YOUR TASK:
Tally the lines containing the word "urządzeniu", and report the tally alone.

DATA EXCERPTS:

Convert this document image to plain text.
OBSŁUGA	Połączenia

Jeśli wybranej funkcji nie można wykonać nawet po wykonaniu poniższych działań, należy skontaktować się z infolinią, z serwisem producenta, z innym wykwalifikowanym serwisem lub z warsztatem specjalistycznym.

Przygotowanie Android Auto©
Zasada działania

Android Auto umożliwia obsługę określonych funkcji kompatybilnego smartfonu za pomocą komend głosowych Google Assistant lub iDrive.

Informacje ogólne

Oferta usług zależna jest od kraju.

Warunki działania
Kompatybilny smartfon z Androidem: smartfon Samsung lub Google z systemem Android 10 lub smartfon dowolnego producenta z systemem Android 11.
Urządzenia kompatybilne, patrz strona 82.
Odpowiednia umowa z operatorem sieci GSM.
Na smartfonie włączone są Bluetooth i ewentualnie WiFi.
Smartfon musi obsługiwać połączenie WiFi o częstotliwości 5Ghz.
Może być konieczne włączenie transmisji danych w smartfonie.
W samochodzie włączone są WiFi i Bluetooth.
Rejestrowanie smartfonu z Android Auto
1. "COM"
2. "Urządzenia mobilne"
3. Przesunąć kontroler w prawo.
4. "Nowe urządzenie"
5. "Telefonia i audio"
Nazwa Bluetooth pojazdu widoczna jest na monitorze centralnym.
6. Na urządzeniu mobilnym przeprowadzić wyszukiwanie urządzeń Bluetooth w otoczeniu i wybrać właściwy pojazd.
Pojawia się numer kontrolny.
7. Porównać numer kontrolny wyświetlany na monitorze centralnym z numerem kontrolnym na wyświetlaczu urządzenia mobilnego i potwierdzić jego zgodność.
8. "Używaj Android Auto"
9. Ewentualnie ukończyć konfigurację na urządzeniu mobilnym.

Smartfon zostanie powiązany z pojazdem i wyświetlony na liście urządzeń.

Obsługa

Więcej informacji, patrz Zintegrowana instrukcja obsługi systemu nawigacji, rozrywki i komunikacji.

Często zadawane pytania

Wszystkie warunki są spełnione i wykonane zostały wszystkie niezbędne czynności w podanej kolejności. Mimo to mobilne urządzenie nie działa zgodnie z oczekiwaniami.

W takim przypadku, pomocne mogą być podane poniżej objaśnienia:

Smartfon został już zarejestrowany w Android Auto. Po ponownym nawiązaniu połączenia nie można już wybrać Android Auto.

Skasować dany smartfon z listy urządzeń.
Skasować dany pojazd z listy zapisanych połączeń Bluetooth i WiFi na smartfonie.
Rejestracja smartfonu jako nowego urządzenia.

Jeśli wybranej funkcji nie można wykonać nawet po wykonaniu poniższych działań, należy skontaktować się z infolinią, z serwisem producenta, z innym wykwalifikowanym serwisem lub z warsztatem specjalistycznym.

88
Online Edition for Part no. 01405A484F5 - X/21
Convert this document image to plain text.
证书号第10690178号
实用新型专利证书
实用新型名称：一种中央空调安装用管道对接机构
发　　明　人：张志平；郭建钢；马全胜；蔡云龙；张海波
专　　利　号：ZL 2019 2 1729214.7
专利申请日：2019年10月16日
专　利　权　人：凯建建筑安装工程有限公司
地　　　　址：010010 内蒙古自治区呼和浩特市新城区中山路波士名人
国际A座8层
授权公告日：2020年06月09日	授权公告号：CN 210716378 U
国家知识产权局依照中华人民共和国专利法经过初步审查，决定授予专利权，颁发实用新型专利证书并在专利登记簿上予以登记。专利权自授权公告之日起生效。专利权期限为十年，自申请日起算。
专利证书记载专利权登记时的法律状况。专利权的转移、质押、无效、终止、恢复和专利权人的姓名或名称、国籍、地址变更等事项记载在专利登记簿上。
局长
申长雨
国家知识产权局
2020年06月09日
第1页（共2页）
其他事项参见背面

EXERCISE RESULT:
2